--- Exercise data ---
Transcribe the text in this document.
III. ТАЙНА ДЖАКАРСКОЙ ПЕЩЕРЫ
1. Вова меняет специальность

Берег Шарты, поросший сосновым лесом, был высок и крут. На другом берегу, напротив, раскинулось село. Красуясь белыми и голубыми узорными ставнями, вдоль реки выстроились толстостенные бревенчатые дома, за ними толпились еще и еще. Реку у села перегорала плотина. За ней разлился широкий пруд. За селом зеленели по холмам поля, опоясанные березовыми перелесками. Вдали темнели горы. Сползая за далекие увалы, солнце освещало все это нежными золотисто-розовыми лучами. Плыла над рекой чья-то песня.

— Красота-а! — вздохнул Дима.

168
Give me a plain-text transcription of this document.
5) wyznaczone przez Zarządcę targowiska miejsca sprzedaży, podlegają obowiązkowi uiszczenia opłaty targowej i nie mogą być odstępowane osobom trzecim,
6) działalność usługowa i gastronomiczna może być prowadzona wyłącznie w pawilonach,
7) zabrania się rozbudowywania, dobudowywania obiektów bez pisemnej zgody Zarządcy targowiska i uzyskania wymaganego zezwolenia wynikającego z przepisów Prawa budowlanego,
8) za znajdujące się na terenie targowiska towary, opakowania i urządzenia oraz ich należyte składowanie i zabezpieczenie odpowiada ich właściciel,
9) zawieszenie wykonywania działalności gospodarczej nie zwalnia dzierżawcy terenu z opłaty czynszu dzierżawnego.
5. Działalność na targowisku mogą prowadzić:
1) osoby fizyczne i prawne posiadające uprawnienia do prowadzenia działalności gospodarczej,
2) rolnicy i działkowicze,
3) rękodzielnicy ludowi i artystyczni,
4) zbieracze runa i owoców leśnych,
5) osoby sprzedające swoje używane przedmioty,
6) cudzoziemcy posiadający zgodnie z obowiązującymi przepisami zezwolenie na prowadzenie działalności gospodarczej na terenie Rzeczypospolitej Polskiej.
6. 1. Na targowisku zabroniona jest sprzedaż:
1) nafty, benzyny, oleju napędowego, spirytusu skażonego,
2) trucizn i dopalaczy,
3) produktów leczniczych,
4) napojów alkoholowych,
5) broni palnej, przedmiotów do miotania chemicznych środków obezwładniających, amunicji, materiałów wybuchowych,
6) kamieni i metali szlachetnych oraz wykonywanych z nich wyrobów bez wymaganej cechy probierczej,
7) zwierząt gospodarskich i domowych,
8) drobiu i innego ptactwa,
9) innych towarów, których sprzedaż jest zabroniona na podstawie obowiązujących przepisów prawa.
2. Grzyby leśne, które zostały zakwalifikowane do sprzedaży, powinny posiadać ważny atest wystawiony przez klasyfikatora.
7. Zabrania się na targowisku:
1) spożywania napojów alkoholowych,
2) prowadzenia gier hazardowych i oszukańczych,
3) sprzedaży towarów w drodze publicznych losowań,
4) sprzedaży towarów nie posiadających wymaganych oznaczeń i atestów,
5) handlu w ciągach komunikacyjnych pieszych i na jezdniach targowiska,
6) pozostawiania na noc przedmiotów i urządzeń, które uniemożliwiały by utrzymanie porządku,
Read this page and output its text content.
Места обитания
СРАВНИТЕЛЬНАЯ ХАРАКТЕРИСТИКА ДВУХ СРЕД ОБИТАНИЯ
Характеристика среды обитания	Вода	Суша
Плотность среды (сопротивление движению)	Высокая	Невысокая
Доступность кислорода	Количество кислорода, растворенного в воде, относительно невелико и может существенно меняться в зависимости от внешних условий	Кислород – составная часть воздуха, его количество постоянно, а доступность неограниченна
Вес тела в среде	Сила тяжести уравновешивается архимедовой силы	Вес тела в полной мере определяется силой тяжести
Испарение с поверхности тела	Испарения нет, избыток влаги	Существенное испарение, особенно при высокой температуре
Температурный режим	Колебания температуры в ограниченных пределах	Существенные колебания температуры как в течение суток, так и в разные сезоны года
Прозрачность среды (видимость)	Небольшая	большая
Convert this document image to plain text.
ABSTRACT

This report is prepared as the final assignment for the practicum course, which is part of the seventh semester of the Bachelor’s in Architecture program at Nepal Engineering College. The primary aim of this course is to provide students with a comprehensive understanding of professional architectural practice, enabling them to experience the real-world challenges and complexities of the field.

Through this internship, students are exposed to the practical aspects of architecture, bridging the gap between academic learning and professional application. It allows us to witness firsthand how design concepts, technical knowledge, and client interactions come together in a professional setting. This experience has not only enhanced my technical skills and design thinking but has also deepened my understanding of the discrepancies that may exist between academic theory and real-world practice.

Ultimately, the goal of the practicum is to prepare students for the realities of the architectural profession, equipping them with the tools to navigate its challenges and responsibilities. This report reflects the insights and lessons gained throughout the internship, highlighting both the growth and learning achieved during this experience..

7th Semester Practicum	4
---
- **Problem description**: The records above should be repeated in full, exactly as given.

- **Correct response**:
Transcribe the text in this document.
III. ТАЙНА ДЖАКАРСКОЙ ПЕЩЕРЫ
1. Вова меняет специальность

Берег Шарты, поросший сосновым лесом, был высок и крут. На другом берегу, напротив, раскинулось село. Красуясь белыми и голубыми узорными ставнями, вдоль реки выстроились толстостенные бревенчатые дома, за ними толпились еще и еще. Реку у села перегорала плотина. За ней разлился широкий пруд. За селом зеленели по холмам поля, опоясанные березовыми перелесками. Вдали темнели горы. Сползая за далекие увалы, солнце освещало все это нежными золотисто-розовыми лучами. Плыла над рекой чья-то песня.

— Красота-а! — вздохнул Дима.

168
Give me a plain-text transcription of this document.
5) wyznaczone przez Zarządcę targowiska miejsca sprzedaży, podlegają obowiązkowi uiszczenia opłaty targowej i nie mogą być odstępowane osobom trzecim,
6) działalność usługowa i gastronomiczna może być prowadzona wyłącznie w pawilonach,
7) zabrania się rozbudowywania, dobudowywania obiektów bez pisemnej zgody Zarządcy targowiska i uzyskania wymaganego zezwolenia wynikającego z przepisów Prawa budowlanego,
8) za znajdujące się na terenie targowiska towary, opakowania i urządzenia oraz ich należyte składowanie i zabezpieczenie odpowiada ich właściciel,
9) zawieszenie wykonywania działalności gospodarczej nie zwalnia dzierżawcy terenu z opłaty czynszu dzierżawnego.
5. Działalność na targowisku mogą prowadzić:
1) osoby fizyczne i prawne posiadające uprawnienia do prowadzenia działalności gospodarczej,
2) rolnicy i działkowicze,
3) rękodzielnicy ludowi i artystyczni,
4) zbieracze runa i owoców leśnych,
5) osoby sprzedające swoje używane przedmioty,
6) cudzoziemcy posiadający zgodnie z obowiązującymi przepisami zezwolenie na prowadzenie działalności gospodarczej na terenie Rzeczypospolitej Polskiej.
6. 1. Na targowisku zabroniona jest sprzedaż:
1) nafty, benzyny, oleju napędowego, spirytusu skażonego,
2) trucizn i dopalaczy,
3) produktów leczniczych,
4) napojów alkoholowych,
5) broni palnej, przedmiotów do miotania chemicznych środków obezwładniających, amunicji, materiałów wybuchowych,
6) kamieni i metali szlachetnych oraz wykonywanych z nich wyrobów bez wymaganej cechy probierczej,
7) zwierząt gospodarskich i domowych,
8) drobiu i innego ptactwa,
9) innych towarów, których sprzedaż jest zabroniona na podstawie obowiązujących przepisów prawa.
2. Grzyby leśne, które zostały zakwalifikowane do sprzedaży, powinny posiadać ważny atest wystawiony przez klasyfikatora.
7. Zabrania się na targowisku:
1) spożywania napojów alkoholowych,
2) prowadzenia gier hazardowych i oszukańczych,
3) sprzedaży towarów w drodze publicznych losowań,
4) sprzedaży towarów nie posiadających wymaganych oznaczeń i atestów,
5) handlu w ciągach komunikacyjnych pieszych i na jezdniach targowiska,
6) pozostawiania na noc przedmiotów i urządzeń, które uniemożliwiały by utrzymanie porządku,
Read this page and output its text content.
Места обитания
СРАВНИТЕЛЬНАЯ ХАРАКТЕРИСТИКА ДВУХ СРЕД ОБИТАНИЯ
Характеристика среды обитания	Вода	Суша
Плотность среды (сопротивление движению)	Высокая	Невысокая
Доступность кислорода	Количество кислорода, растворенного в воде, относительно невелико и может существенно меняться в зависимости от внешних условий	Кислород – составная часть воздуха, его количество постоянно, а доступность неограниченна
Вес тела в среде	Сила тяжести уравновешивается архимедовой силы	Вес тела в полной мере определяется силой тяжести
Испарение с поверхности тела	Испарения нет, избыток влаги	Существенное испарение, особенно при высокой температуре
Температурный режим	Колебания температуры в ограниченных пределах	Существенные колебания температуры как в течение суток, так и в разные сезоны года
Прозрачность среды (видимость)	Небольшая	большая
Convert this document image to plain text.
ABSTRACT

This report is prepared as the final assignment for the practicum course, which is part of the seventh semester of the Bachelor’s in Architecture program at Nepal Engineering College. The primary aim of this course is to provide students with a comprehensive understanding of professional architectural practice, enabling them to experience the real-world challenges and complexities of the field.

Through this internship, students are exposed to the practical aspects of architecture, bridging the gap between academic learning and professional application. It allows us to witness firsthand how design concepts, technical knowledge, and client interactions come together in a professional setting. This experience has not only enhanced my technical skills and design thinking but has also deepened my understanding of the discrepancies that may exist between academic theory and real-world practice.

Ultimately, the goal of the practicum is to prepare students for the realities of the architectural profession, equipping them with the tools to navigate its challenges and responsibilities. This report reflects the insights and lessons gained throughout the internship, highlighting both the growth and learning achieved during this experience..

7th Semester Practicum	4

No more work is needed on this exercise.